---------- Record list ----------
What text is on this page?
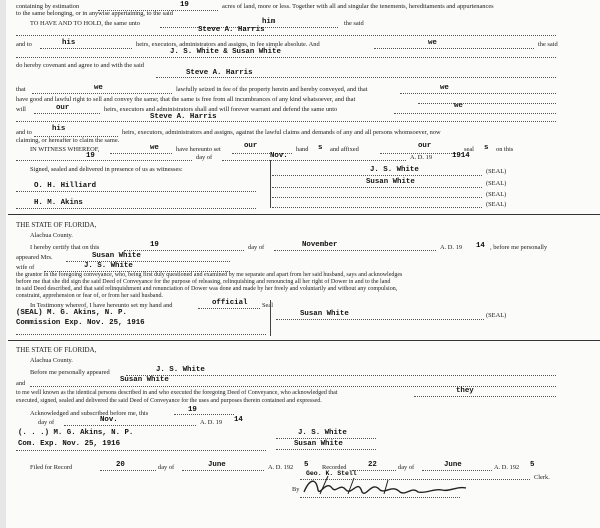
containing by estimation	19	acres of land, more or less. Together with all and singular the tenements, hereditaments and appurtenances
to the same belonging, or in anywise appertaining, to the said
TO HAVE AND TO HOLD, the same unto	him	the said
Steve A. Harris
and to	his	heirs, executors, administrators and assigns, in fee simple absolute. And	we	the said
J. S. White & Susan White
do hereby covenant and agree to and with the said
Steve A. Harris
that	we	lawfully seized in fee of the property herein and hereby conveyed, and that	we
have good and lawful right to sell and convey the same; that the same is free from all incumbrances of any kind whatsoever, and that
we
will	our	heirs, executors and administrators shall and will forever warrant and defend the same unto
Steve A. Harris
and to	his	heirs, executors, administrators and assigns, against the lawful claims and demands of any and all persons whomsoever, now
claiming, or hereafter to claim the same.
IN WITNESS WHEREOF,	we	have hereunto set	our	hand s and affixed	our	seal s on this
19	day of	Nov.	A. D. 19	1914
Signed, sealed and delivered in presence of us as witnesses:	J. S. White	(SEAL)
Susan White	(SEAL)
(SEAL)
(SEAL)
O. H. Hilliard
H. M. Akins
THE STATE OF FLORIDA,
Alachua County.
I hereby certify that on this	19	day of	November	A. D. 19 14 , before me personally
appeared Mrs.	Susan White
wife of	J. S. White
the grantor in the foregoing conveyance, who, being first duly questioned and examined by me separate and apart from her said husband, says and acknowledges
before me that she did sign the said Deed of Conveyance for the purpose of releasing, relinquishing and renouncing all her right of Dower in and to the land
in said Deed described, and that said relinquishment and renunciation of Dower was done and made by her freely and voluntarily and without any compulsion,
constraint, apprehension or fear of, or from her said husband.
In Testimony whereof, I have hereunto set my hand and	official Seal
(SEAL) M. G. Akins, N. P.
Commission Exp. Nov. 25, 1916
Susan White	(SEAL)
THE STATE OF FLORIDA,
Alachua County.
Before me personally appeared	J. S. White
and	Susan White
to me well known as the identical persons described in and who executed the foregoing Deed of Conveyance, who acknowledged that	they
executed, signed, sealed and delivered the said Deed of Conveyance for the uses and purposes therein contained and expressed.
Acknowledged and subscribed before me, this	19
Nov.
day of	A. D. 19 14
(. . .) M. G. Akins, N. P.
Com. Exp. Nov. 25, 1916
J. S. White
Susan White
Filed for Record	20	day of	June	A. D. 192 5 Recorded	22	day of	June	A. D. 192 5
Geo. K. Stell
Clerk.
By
----------
---------- Record list ----------
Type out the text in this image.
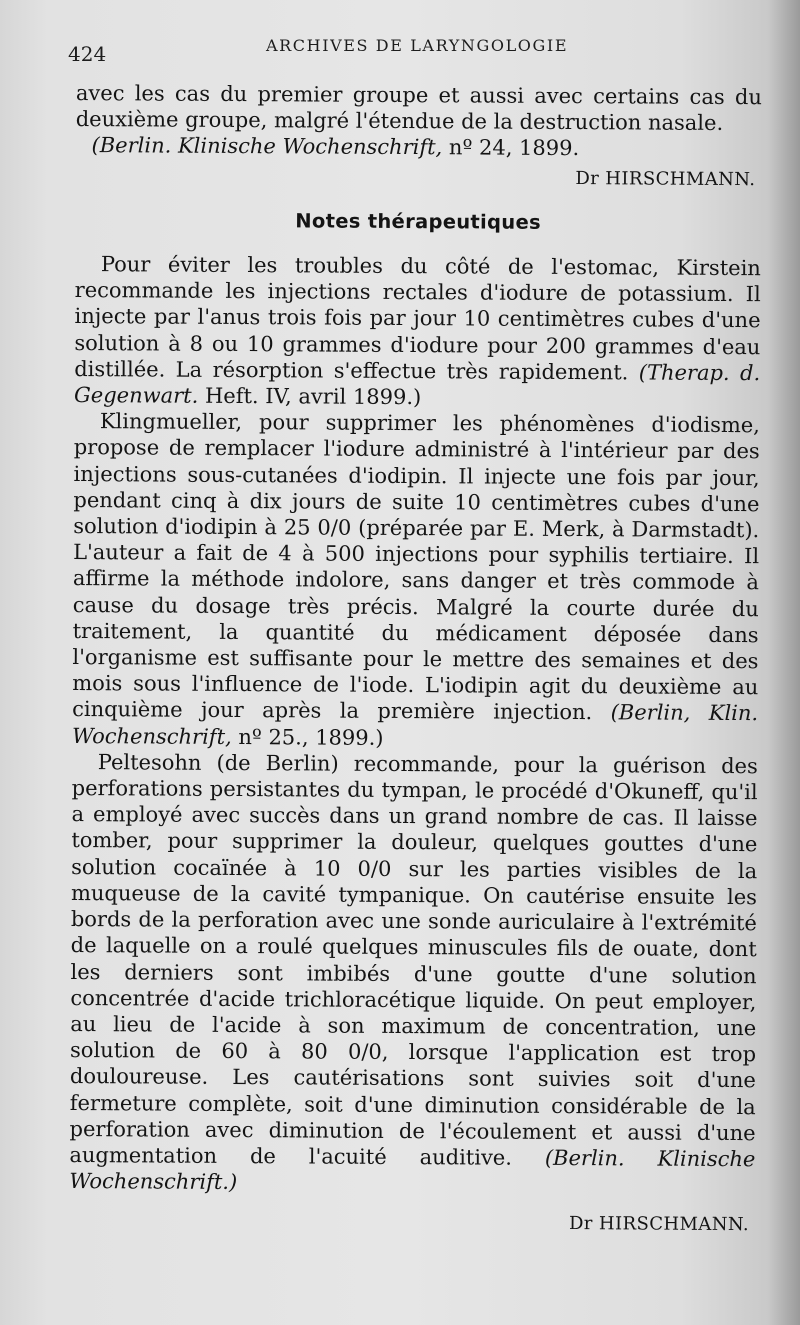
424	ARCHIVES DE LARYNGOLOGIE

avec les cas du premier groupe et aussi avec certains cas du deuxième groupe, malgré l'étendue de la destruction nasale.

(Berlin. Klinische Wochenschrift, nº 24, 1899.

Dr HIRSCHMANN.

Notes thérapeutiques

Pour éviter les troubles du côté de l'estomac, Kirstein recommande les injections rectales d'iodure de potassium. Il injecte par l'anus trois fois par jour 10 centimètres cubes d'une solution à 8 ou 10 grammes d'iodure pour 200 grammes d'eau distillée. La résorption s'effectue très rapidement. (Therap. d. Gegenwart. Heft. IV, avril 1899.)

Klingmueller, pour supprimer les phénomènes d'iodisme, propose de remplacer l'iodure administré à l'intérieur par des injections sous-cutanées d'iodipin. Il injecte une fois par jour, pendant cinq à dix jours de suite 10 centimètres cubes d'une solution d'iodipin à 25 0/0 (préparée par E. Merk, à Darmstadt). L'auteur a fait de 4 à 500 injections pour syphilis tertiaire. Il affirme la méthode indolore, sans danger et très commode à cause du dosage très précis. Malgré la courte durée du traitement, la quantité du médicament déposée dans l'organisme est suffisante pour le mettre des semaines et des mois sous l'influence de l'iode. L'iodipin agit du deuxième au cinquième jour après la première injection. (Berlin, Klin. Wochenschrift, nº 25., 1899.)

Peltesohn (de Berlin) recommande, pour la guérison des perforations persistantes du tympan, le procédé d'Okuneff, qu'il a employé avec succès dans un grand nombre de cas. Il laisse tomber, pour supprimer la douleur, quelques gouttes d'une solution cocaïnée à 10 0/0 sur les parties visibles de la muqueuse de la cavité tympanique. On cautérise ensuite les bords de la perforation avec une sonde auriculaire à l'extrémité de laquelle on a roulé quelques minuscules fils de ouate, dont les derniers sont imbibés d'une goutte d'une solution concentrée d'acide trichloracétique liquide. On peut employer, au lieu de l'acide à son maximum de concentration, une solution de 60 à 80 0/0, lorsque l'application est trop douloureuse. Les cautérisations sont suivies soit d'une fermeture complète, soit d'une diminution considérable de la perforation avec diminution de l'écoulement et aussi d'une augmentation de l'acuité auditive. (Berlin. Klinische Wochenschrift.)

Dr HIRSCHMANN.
----------
---------- Record list ----------
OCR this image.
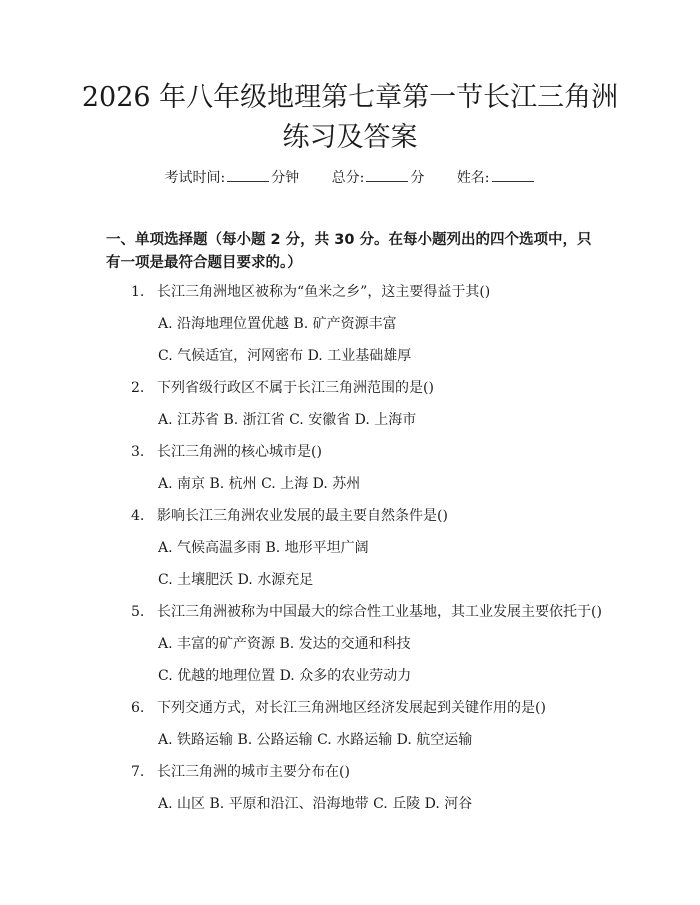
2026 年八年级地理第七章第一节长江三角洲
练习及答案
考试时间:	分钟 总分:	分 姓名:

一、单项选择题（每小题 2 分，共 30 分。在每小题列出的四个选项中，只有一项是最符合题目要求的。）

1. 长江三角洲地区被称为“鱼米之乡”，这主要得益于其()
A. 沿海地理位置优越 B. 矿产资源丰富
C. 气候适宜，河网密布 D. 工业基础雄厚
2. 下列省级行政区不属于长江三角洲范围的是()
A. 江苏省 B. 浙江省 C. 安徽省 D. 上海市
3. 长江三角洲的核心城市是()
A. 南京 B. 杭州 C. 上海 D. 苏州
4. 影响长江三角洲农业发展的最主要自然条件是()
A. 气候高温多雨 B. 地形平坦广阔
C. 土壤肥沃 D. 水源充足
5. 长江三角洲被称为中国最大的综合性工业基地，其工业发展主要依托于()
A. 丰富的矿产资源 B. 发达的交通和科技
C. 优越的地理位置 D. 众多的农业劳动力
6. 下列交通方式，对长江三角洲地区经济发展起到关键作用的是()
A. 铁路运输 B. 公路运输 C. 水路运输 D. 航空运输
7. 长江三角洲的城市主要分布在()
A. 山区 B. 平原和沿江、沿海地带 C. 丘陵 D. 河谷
----------
_Task to carry out:_
Each line that holds the word "assigns" is to be copied.

_Finished exercise:_
and to	his	heirs, executors, administrators and assigns, in fee simple absolute. And	we	the said
and to	his	heirs, executors, administrators and assigns, against the lawful claims and demands of any and all persons whomsoever, now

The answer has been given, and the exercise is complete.